• **To be done**: Each entry below must be repeated exactly, with pictures left out.

• **Data for this task**:

┄┄┄┄┄┄┄┄┄┄

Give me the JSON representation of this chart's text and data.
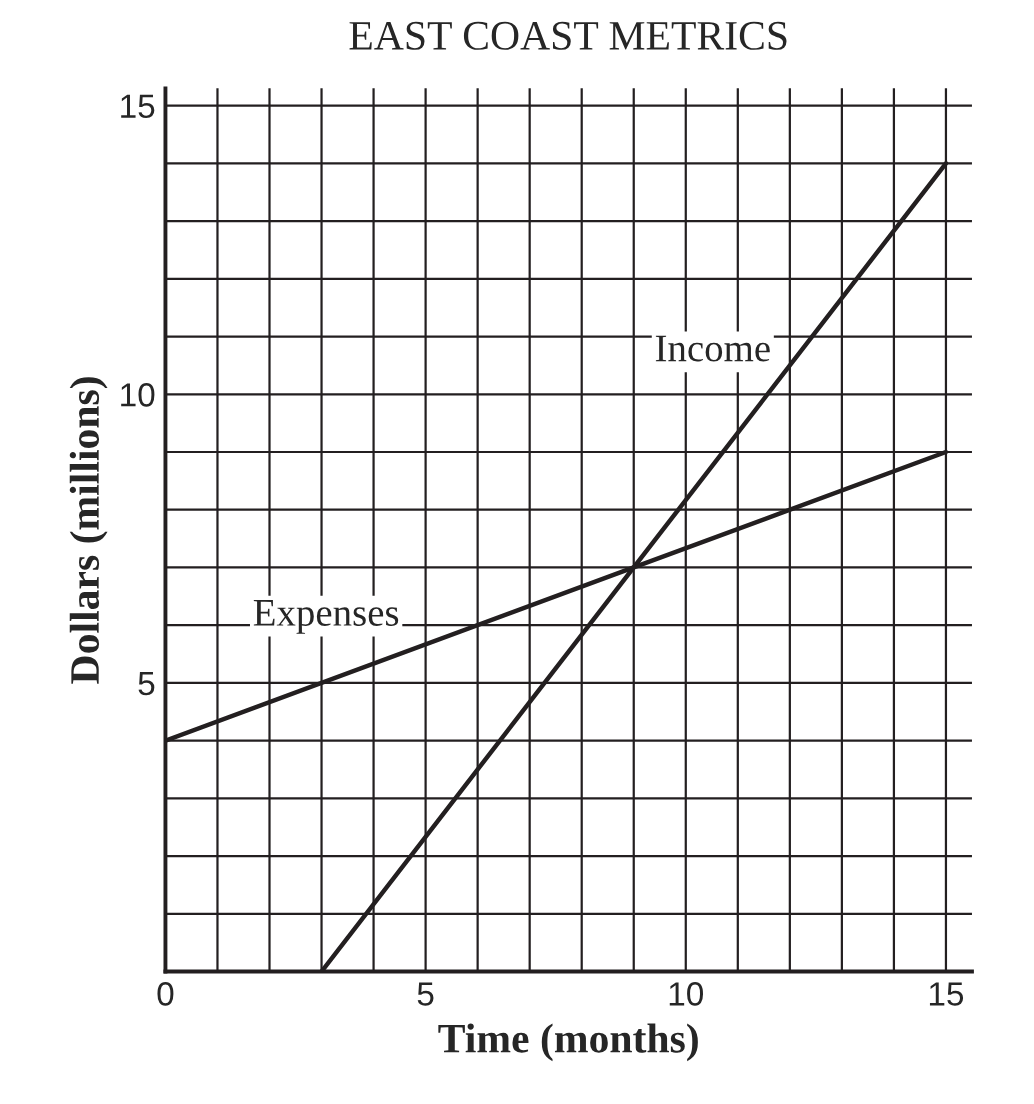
{
  "chart_data": {
    "type": "line",
    "title": "EAST COAST METRICS",
    "xlabel": "Time (months)",
    "ylabel": "Dollars (millions)",
    "series": [
      {
        "name": "Income",
        "color": "#231f20",
        "x": [
          3,
          9,
          15
        ],
        "values": [
          0,
          7,
          14
        ]
      },
      {
        "name": "Expenses",
        "color": "#231f20",
        "x": [
          0,
          9,
          15
        ],
        "values": [
          4,
          7,
          9
        ]
      }
    ],
    "xlim": [
      0,
      15.5
    ],
    "ylim": [
      0,
      15.3
    ],
    "xticks": [
      0,
      {
        "value": 1,
        "label": null
      },
      {
        "value": 2,
        "label": null
      },
      {
        "value": 3,
        "label": null
      },
      {
        "value": 4,
        "label": null
      },
      5,
      {
        "value": 6,
        "label": null
      },
      {
        "value": 7,
        "label": null
      },
      {
        "value": 8,
        "label": null
      },
      {
        "value": 9,
        "label": null
      },
      10,
      {
        "value": 11,
        "label": null
      },
      {
        "value": 12,
        "label": null
      },
      {
        "value": 13,
        "label": null
      },
      {
        "value": 14,
        "label": null
      },
      15
    ],
    "yticks": [
      {
        "value": 0,
        "label": null
      },
      {
        "value": 1,
        "label": null
      },
      {
        "value": 2,
        "label": null
      },
      {
        "value": 3,
        "label": null
      },
      {
        "value": 4,
        "label": null
      },
      5,
      {
        "value": 6,
        "label": null
      },
      {
        "value": 7,
        "label": null
      },
      {
        "value": 8,
        "label": null
      },
      {
        "value": 9,
        "label": null
      },
      10,
      {
        "value": 11,
        "label": null
      },
      {
        "value": 12,
        "label": null
      },
      {
        "value": 13,
        "label": null
      },
      {
        "value": 14,
        "label": null
      },
      15
    ],
    "grid": true,
    "marker": "none",
    "line_style": "solid",
    "legend": false
  }
}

┄┄┄┄┄┄┄┄┄┄

• **Solution to the exercise**:
Give me the JSON representation of this chart's text and data.
{
  "chart_data": {
    "type": "line",
    "title": "EAST COAST METRICS",
    "xlabel": "Time (months)",
    "ylabel": "Dollars (millions)",
    "series": [
      {
        "name": "Income",
        "color": "#231f20",
        "x": [
          3,
          9,
          15
        ],
        "values": [
          0,
          7,
          14
        ]
      },
      {
        "name": "Expenses",
        "color": "#231f20",
        "x": [
          0,
          9,
          15
        ],
        "values": [
          4,
          7,
          9
        ]
      }
    ],
    "xlim": [
      0,
      15.5
    ],
    "ylim": [
      0,
      15.3
    ],
    "xticks": [
      0,
      {
        "value": 1,
        "label": null
      },
      {
        "value": 2,
        "label": null
      },
      {
        "value": 3,
        "label": null
      },
      {
        "value": 4,
        "label": null
      },
      5,
      {
        "value": 6,
        "label": null
      },
      {
        "value": 7,
        "label": null
      },
      {
        "value": 8,
        "label": null
      },
      {
        "value": 9,
        "label": null
      },
      10,
      {
        "value": 11,
        "label": null
      },
      {
        "value": 12,
        "label": null
      },
      {
        "value": 13,
        "label": null
      },
      {
        "value": 14,
        "label": null
      },
      15
    ],
    "yticks": [
      {
        "value": 0,
        "label": null
      },
      {
        "value": 1,
        "label": null
      },
      {
        "value": 2,
        "label": null
      },
      {
        "value": 3,
        "label": null
      },
      {
        "value": 4,
        "label": null
      },
      5,
      {
        "value": 6,
        "label": null
      },
      {
        "value": 7,
        "label": null
      },
      {
        "value": 8,
        "label": null
      },
      {
        "value": 9,
        "label": null
      },
      10,
      {
        "value": 11,
        "label": null
      },
      {
        "value": 12,
        "label": null
      },
      {
        "value": 13,
        "label": null
      },
      {
        "value": 14,
        "label": null
      },
      15
    ],
    "grid": true,
    "marker": "none",
    "line_style": "solid",
    "legend": false
  }
}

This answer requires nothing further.